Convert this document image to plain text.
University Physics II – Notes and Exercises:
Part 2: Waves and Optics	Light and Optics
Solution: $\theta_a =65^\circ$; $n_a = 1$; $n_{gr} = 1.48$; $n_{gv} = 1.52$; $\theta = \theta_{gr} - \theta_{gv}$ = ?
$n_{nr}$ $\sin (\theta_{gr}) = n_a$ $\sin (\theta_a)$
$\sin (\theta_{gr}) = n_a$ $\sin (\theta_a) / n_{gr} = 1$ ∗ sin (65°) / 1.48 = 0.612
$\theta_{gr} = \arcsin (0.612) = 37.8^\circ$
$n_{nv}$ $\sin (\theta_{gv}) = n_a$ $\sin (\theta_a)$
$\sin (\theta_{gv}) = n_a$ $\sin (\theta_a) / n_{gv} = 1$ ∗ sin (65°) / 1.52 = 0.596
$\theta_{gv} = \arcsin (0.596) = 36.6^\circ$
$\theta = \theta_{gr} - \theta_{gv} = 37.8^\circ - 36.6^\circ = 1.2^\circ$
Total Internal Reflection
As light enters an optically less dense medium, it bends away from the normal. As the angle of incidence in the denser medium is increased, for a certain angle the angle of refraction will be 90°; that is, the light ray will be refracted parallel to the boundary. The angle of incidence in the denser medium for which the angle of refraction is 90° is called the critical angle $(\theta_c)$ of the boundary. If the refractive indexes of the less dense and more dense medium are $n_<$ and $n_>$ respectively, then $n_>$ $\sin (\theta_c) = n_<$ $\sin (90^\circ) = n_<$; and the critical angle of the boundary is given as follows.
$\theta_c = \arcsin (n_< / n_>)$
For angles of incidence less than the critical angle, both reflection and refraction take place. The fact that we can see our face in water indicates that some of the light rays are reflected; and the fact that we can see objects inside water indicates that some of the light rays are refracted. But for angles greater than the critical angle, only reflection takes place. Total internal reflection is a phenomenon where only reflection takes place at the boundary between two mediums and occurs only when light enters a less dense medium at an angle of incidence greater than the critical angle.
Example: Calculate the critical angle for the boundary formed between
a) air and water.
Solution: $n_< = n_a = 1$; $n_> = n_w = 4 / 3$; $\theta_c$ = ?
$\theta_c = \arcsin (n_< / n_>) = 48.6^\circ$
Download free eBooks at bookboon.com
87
________________
What is required —
Copy the material above verbatim.

Reply —
Convert this document image to plain text.
University Physics II – Notes and Exercises:
Part 2: Waves and Optics	Light and Optics
Solution: $\theta_a =65^\circ$; $n_a = 1$; $n_{gr} = 1.48$; $n_{gv} = 1.52$; $\theta = \theta_{gr} - \theta_{gv}$ = ?
$n_{nr}$ $\sin (\theta_{gr}) = n_a$ $\sin (\theta_a)$
$\sin (\theta_{gr}) = n_a$ $\sin (\theta_a) / n_{gr} = 1$ ∗ sin (65°) / 1.48 = 0.612
$\theta_{gr} = \arcsin (0.612) = 37.8^\circ$
$n_{nv}$ $\sin (\theta_{gv}) = n_a$ $\sin (\theta_a)$
$\sin (\theta_{gv}) = n_a$ $\sin (\theta_a) / n_{gv} = 1$ ∗ sin (65°) / 1.52 = 0.596
$\theta_{gv} = \arcsin (0.596) = 36.6^\circ$
$\theta = \theta_{gr} - \theta_{gv} = 37.8^\circ - 36.6^\circ = 1.2^\circ$
Total Internal Reflection
As light enters an optically less dense medium, it bends away from the normal. As the angle of incidence in the denser medium is increased, for a certain angle the angle of refraction will be 90°; that is, the light ray will be refracted parallel to the boundary. The angle of incidence in the denser medium for which the angle of refraction is 90° is called the critical angle $(\theta_c)$ of the boundary. If the refractive indexes of the less dense and more dense medium are $n_<$ and $n_>$ respectively, then $n_>$ $\sin (\theta_c) = n_<$ $\sin (90^\circ) = n_<$; and the critical angle of the boundary is given as follows.
$\theta_c = \arcsin (n_< / n_>)$
For angles of incidence less than the critical angle, both reflection and refraction take place. The fact that we can see our face in water indicates that some of the light rays are reflected; and the fact that we can see objects inside water indicates that some of the light rays are refracted. But for angles greater than the critical angle, only reflection takes place. Total internal reflection is a phenomenon where only reflection takes place at the boundary between two mediums and occurs only when light enters a less dense medium at an angle of incidence greater than the critical angle.
Example: Calculate the critical angle for the boundary formed between
a) air and water.
Solution: $n_< = n_a = 1$; $n_> = n_w = 4 / 3$; $\theta_c$ = ?
$\theta_c = \arcsin (n_< / n_>) = 48.6^\circ$
Download free eBooks at bookboon.com
87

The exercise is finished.